To be done – Copy the rows below, changing every "legend-swatch" to "legend-marker" and keeping everything else the same. Leave the pictures out.

The records –

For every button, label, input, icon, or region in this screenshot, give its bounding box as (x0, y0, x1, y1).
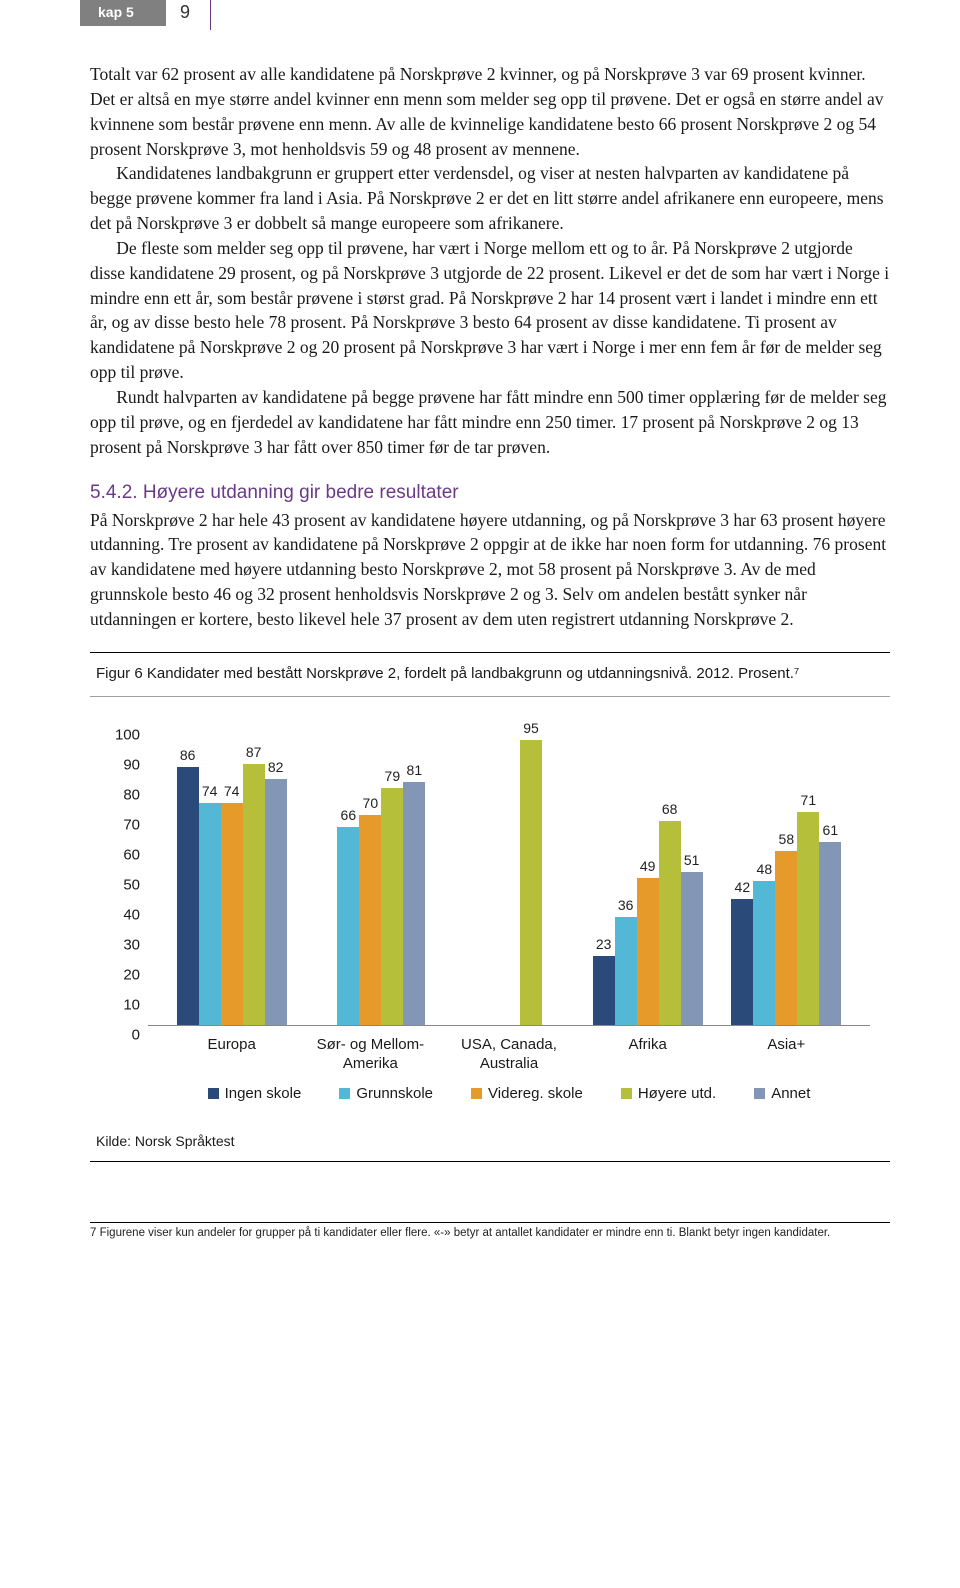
category-label: Asia+ (731, 1035, 841, 1055)
bar-value-label: 71 (801, 792, 817, 808)
legend-swatch (208, 1088, 219, 1099)
legend-item: Videreg. skole (471, 1085, 583, 1102)
bar: 70 (359, 815, 381, 1025)
bar: 51 (681, 872, 703, 1025)
bar-value-label: 79 (385, 768, 401, 784)
legend-item: Grunnskole (339, 1085, 433, 1102)
y-axis-tick: 0 (100, 1026, 140, 1043)
bar: 79 (381, 788, 403, 1025)
bar-value-label: 70 (363, 795, 379, 811)
bar-value-label: 36 (618, 897, 634, 913)
category-label: Afrika (593, 1035, 703, 1055)
bar: 81 (403, 782, 425, 1025)
legend-swatch (471, 1088, 482, 1099)
y-axis-tick: 100 (100, 726, 140, 743)
legend-item: Høyere utd. (621, 1085, 716, 1102)
paragraph: Kandidatenes landbakgrunn er gruppert et… (90, 161, 890, 236)
bar-value-label: 23 (596, 936, 612, 952)
y-axis-tick: 70 (100, 816, 140, 833)
chapter-label: kap 5 (98, 4, 134, 20)
bar: 49 (637, 878, 659, 1025)
bar-value-label: 58 (779, 831, 795, 847)
bar-group: 95 (454, 740, 564, 1025)
figure-container: Figur 6 Kandidater med bestått Norskprøv… (90, 652, 890, 1162)
legend-label: Grunnskole (356, 1085, 433, 1102)
bar-value-label: 66 (341, 807, 357, 823)
y-axis-tick: 30 (100, 936, 140, 953)
paragraph: Totalt var 62 prosent av alle kandidaten… (90, 62, 890, 161)
category-label: Europa (177, 1035, 287, 1055)
bar: 42 (731, 899, 753, 1025)
y-axis-tick: 40 (100, 906, 140, 923)
bar: 61 (819, 842, 841, 1025)
figure-source: Kilde: Norsk Språktest (90, 1125, 890, 1153)
bar-value-label: 74 (224, 783, 240, 799)
header-divider (210, 0, 211, 30)
bar-value-label: 81 (407, 762, 423, 778)
bar: 48 (753, 881, 775, 1025)
legend-swatch (754, 1088, 765, 1099)
category-label: USA, Canada,Australia (454, 1035, 564, 1074)
chart-plot-area: 01020304050607080901008674748782Europa66… (148, 725, 870, 1026)
bar-group: 4248587161 (731, 812, 841, 1025)
section-heading: 5.4.2. Høyere utdanning gir bedre result… (90, 482, 890, 504)
bar: 66 (337, 827, 359, 1025)
category-label: Sør- og Mellom-Amerika (315, 1035, 425, 1074)
footnote: 7 Figurene viser kun andeler for grupper… (90, 1223, 890, 1239)
legend-swatch (621, 1088, 632, 1099)
bar: 58 (775, 851, 797, 1025)
body-text-block-1: Totalt var 62 prosent av alle kandidaten… (90, 62, 890, 460)
bar-chart: 01020304050607080901008674748782Europa66… (100, 715, 880, 1125)
bar-value-label: 61 (823, 822, 839, 838)
bar-value-label: 68 (662, 801, 678, 817)
y-axis-tick: 20 (100, 966, 140, 983)
bar-group: 8674748782 (177, 764, 287, 1025)
bar-value-label: 82 (268, 759, 284, 775)
bar: 74 (221, 803, 243, 1025)
legend-item: Annet (754, 1085, 810, 1102)
bar: 23 (593, 956, 615, 1025)
legend-label: Annet (771, 1085, 810, 1102)
bar-value-label: 42 (735, 879, 751, 895)
paragraph: De fleste som melder seg opp til prøvene… (90, 236, 890, 385)
bar: 86 (177, 767, 199, 1025)
y-axis-tick: 90 (100, 756, 140, 773)
bar: 87 (243, 764, 265, 1025)
bar: 82 (265, 779, 287, 1025)
y-axis-tick: 10 (100, 996, 140, 1013)
bar-value-label: 51 (684, 852, 700, 868)
chart-legend: Ingen skole Grunnskole Videreg. skole Høyer… (148, 1085, 870, 1102)
bar: 68 (659, 821, 681, 1025)
bar-value-label: 74 (202, 783, 218, 799)
bar-group: 66707981 (315, 782, 425, 1025)
bar-value-label: 87 (246, 744, 262, 760)
legend-label: Ingen skole (225, 1085, 302, 1102)
bar: 71 (797, 812, 819, 1025)
paragraph: På Norskprøve 2 har hele 43 prosent av k… (90, 508, 890, 632)
y-axis-tick: 50 (100, 876, 140, 893)
figure-title: Figur 6 Kandidater med bestått Norskprøv… (90, 661, 890, 697)
legend-label: Videreg. skole (488, 1085, 583, 1102)
legend-label: Høyere utd. (638, 1085, 716, 1102)
legend-item: Ingen skole (208, 1085, 302, 1102)
bar-group: 2336496851 (593, 821, 703, 1025)
bar: 36 (615, 917, 637, 1025)
body-text-block-2: På Norskprøve 2 har hele 43 prosent av k… (90, 508, 890, 632)
page-number: 9 (180, 2, 190, 23)
bar-value-label: 48 (757, 861, 773, 877)
bar-value-label: 86 (180, 747, 196, 763)
bar-value-label: 49 (640, 858, 656, 874)
legend-swatch (339, 1088, 350, 1099)
y-axis-tick: 60 (100, 846, 140, 863)
bar: 95 (520, 740, 542, 1025)
bar: 74 (199, 803, 221, 1025)
y-axis-tick: 80 (100, 786, 140, 803)
chapter-header: kap 5 9 (90, 0, 890, 32)
bar-value-label: 95 (523, 720, 539, 736)
paragraph: Rundt halvparten av kandidatene på begge… (90, 385, 890, 460)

Result –
For every button, label, input, icon, or region in this screenshot, give its bounding box as (x0, y0, x1, y1).
category-label: Asia+ (731, 1035, 841, 1055)
bar-value-label: 71 (801, 792, 817, 808)
legend-marker (208, 1088, 219, 1099)
legend-item: Videreg. skole (471, 1085, 583, 1102)
bar: 70 (359, 815, 381, 1025)
bar: 51 (681, 872, 703, 1025)
bar-value-label: 79 (385, 768, 401, 784)
legend-item: Grunnskole (339, 1085, 433, 1102)
y-axis-tick: 0 (100, 1026, 140, 1043)
bar: 79 (381, 788, 403, 1025)
bar-value-label: 70 (363, 795, 379, 811)
bar-value-label: 36 (618, 897, 634, 913)
category-label: Afrika (593, 1035, 703, 1055)
bar: 81 (403, 782, 425, 1025)
legend-marker (471, 1088, 482, 1099)
y-axis-tick: 100 (100, 726, 140, 743)
legend-item: Høyere utd. (621, 1085, 716, 1102)
paragraph: Kandidatenes landbakgrunn er gruppert et… (90, 161, 890, 236)
bar-value-label: 23 (596, 936, 612, 952)
y-axis-tick: 70 (100, 816, 140, 833)
chapter-label: kap 5 (98, 4, 134, 20)
bar: 49 (637, 878, 659, 1025)
bar-value-label: 58 (779, 831, 795, 847)
bar-group: 95 (454, 740, 564, 1025)
figure-container: Figur 6 Kandidater med bestått Norskprøv… (90, 652, 890, 1162)
legend-label: Grunnskole (356, 1085, 433, 1102)
bar-value-label: 66 (341, 807, 357, 823)
y-axis-tick: 30 (100, 936, 140, 953)
paragraph: Totalt var 62 prosent av alle kandidaten… (90, 62, 890, 161)
category-label: Europa (177, 1035, 287, 1055)
bar: 42 (731, 899, 753, 1025)
y-axis-tick: 40 (100, 906, 140, 923)
bar: 61 (819, 842, 841, 1025)
figure-source: Kilde: Norsk Språktest (90, 1125, 890, 1153)
bar-value-label: 74 (224, 783, 240, 799)
header-divider (210, 0, 211, 30)
bar-value-label: 81 (407, 762, 423, 778)
bar: 48 (753, 881, 775, 1025)
legend-marker (754, 1088, 765, 1099)
category-label: USA, Canada,Australia (454, 1035, 564, 1074)
chart-plot-area: 01020304050607080901008674748782Europa66… (148, 725, 870, 1026)
bar-group: 4248587161 (731, 812, 841, 1025)
section-heading: 5.4.2. Høyere utdanning gir bedre result… (90, 482, 890, 504)
bar: 66 (337, 827, 359, 1025)
category-label: Sør- og Mellom-Amerika (315, 1035, 425, 1074)
footnote: 7 Figurene viser kun andeler for grupper… (90, 1223, 890, 1239)
legend-marker (621, 1088, 632, 1099)
bar: 58 (775, 851, 797, 1025)
body-text-block-1: Totalt var 62 prosent av alle kandidaten… (90, 62, 890, 460)
bar-chart: 01020304050607080901008674748782Europa66… (100, 715, 880, 1125)
bar-value-label: 61 (823, 822, 839, 838)
bar-value-label: 68 (662, 801, 678, 817)
y-axis-tick: 20 (100, 966, 140, 983)
bar-group: 8674748782 (177, 764, 287, 1025)
bar-value-label: 82 (268, 759, 284, 775)
bar: 74 (221, 803, 243, 1025)
legend-item: Annet (754, 1085, 810, 1102)
bar: 23 (593, 956, 615, 1025)
legend-label: Annet (771, 1085, 810, 1102)
bar-value-label: 42 (735, 879, 751, 895)
paragraph: De fleste som melder seg opp til prøvene… (90, 236, 890, 385)
bar: 86 (177, 767, 199, 1025)
y-axis-tick: 90 (100, 756, 140, 773)
bar: 87 (243, 764, 265, 1025)
bar: 82 (265, 779, 287, 1025)
y-axis-tick: 10 (100, 996, 140, 1013)
bar-value-label: 51 (684, 852, 700, 868)
chart-legend: Ingen skole Grunnskole Videreg. skole Høyer… (148, 1085, 870, 1102)
bar: 68 (659, 821, 681, 1025)
bar-value-label: 74 (202, 783, 218, 799)
bar-group: 66707981 (315, 782, 425, 1025)
bar-value-label: 87 (246, 744, 262, 760)
legend-label: Ingen skole (225, 1085, 302, 1102)
bar: 71 (797, 812, 819, 1025)
paragraph: På Norskprøve 2 har hele 43 prosent av k… (90, 508, 890, 632)
y-axis-tick: 50 (100, 876, 140, 893)
figure-title: Figur 6 Kandidater med bestått Norskprøv… (90, 661, 890, 697)
legend-label: Videreg. skole (488, 1085, 583, 1102)
legend-label: Høyere utd. (638, 1085, 716, 1102)
legend-item: Ingen skole (208, 1085, 302, 1102)
bar-group: 2336496851 (593, 821, 703, 1025)
bar: 36 (615, 917, 637, 1025)
body-text-block-2: På Norskprøve 2 har hele 43 prosent av k… (90, 508, 890, 632)
page-number: 9 (180, 2, 190, 23)
bar-value-label: 48 (757, 861, 773, 877)
bar-value-label: 86 (180, 747, 196, 763)
bar-value-label: 49 (640, 858, 656, 874)
legend-marker (339, 1088, 350, 1099)
y-axis-tick: 60 (100, 846, 140, 863)
bar: 95 (520, 740, 542, 1025)
bar: 74 (199, 803, 221, 1025)
y-axis-tick: 80 (100, 786, 140, 803)
chapter-header: kap 5 9 (90, 0, 890, 32)
bar-value-label: 95 (523, 720, 539, 736)
paragraph: Rundt halvparten av kandidatene på begge… (90, 385, 890, 460)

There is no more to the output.